- [Short task]
A line counts if it contains the word "total" at least once. State how many such lines the records contain, giving the number alone.
* * *
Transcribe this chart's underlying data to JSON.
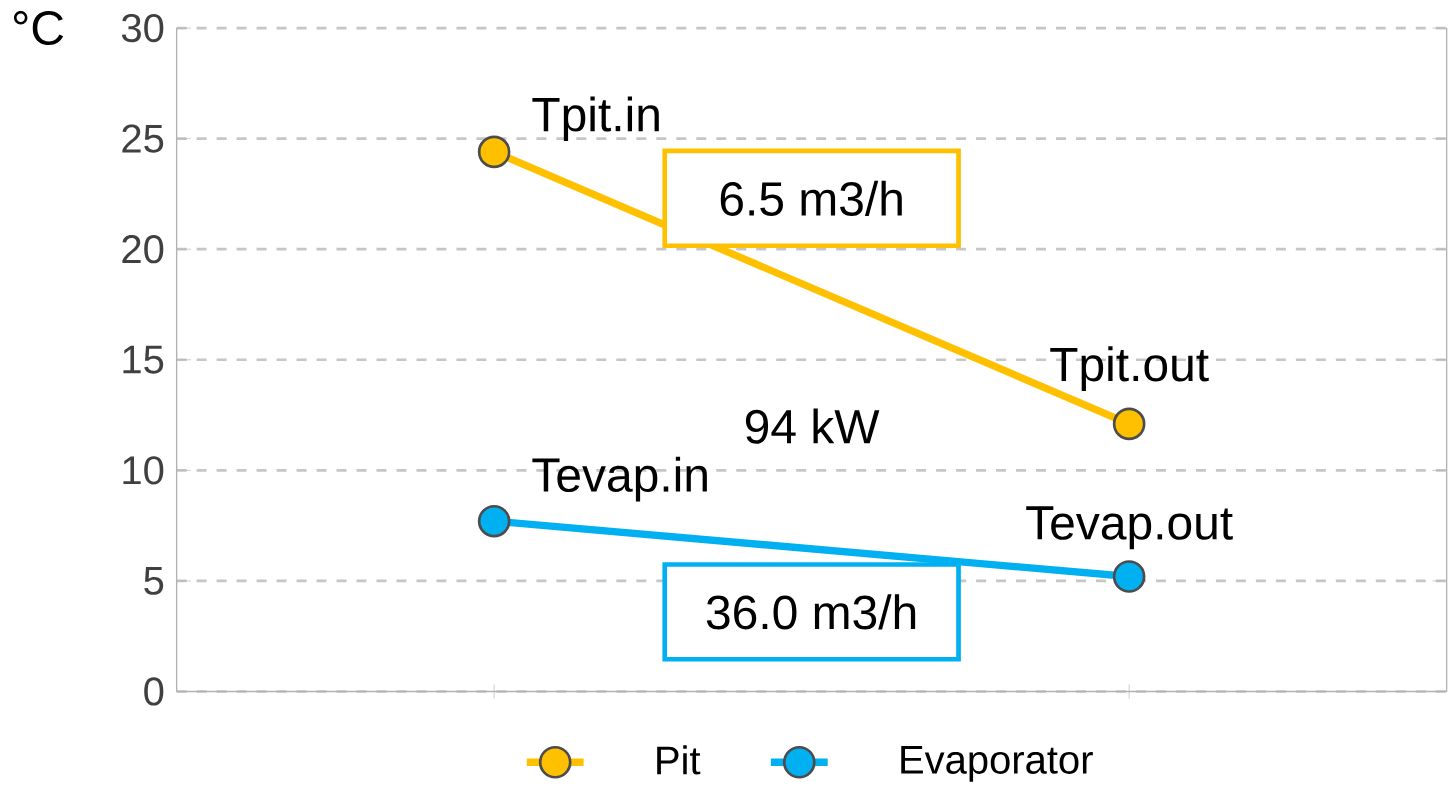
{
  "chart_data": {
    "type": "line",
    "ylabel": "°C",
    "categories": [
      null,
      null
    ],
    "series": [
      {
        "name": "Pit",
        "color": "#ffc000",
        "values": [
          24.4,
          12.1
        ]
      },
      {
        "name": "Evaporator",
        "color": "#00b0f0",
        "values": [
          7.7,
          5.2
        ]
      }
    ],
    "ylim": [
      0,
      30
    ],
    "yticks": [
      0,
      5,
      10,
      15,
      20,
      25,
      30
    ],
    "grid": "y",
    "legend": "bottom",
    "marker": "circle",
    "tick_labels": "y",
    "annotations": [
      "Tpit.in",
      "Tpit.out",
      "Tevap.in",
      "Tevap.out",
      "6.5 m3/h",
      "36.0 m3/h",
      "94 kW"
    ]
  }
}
* * *
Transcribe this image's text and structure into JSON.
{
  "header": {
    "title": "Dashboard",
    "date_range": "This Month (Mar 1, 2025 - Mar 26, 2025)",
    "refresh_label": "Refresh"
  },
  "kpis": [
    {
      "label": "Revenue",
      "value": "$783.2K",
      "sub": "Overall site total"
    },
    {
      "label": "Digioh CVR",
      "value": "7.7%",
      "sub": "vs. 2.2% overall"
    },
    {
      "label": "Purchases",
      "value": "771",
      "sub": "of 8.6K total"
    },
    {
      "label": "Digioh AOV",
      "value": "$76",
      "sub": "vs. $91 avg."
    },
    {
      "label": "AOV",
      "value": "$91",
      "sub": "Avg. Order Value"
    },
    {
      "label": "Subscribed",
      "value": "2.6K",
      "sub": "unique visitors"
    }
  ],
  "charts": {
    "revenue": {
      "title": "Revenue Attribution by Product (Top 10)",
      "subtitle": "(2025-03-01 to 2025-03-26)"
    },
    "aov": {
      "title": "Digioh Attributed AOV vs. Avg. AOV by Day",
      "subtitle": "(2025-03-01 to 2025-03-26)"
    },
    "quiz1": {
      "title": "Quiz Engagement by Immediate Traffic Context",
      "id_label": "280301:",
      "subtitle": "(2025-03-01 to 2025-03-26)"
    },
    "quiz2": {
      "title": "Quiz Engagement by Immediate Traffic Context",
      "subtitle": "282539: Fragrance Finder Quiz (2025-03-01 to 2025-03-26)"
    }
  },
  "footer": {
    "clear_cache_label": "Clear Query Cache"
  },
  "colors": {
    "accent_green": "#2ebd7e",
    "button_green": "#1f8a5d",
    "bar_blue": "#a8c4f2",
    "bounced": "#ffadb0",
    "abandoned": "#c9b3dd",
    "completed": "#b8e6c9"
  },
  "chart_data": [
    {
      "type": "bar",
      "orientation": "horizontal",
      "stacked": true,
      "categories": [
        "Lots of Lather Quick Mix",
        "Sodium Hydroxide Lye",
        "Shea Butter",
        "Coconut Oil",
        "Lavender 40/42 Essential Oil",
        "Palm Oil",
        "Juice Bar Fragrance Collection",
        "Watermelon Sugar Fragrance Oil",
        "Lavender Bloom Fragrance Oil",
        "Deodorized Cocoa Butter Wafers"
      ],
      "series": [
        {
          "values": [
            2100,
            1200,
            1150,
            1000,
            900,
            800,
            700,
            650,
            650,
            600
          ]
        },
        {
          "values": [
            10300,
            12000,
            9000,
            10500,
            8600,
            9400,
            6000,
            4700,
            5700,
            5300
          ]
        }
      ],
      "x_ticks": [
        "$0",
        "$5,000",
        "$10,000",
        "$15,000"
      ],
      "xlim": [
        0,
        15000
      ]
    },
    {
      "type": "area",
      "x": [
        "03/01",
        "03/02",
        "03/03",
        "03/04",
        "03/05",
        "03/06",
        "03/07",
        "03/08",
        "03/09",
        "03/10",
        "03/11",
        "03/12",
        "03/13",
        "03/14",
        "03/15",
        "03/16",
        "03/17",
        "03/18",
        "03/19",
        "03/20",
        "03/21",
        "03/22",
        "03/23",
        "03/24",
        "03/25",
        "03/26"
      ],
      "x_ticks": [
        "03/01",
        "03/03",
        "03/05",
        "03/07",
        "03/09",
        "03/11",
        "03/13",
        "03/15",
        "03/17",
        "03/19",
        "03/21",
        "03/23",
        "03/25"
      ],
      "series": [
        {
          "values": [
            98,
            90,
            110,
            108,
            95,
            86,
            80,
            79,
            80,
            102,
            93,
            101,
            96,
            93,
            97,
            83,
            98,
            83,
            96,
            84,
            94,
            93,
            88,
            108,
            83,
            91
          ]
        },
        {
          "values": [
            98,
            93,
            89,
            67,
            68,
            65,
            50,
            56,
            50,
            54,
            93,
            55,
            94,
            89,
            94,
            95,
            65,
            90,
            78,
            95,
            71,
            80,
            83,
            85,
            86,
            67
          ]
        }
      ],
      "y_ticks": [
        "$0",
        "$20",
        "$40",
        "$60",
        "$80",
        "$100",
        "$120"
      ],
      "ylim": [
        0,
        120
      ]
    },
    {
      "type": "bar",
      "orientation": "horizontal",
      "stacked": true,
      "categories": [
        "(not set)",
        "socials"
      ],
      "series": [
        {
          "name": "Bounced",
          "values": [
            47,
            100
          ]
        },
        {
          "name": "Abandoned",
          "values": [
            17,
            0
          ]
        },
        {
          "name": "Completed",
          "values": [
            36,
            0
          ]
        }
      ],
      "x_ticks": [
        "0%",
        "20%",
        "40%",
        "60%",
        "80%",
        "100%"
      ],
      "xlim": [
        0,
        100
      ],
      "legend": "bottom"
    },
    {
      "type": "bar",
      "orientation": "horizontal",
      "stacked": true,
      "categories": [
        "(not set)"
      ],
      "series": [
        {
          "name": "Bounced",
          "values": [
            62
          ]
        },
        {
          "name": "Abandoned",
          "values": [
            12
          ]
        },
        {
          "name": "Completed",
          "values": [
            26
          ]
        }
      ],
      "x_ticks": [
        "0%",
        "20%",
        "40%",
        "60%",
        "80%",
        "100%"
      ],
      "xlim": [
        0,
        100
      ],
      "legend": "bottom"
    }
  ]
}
* * *
- [Task response]
2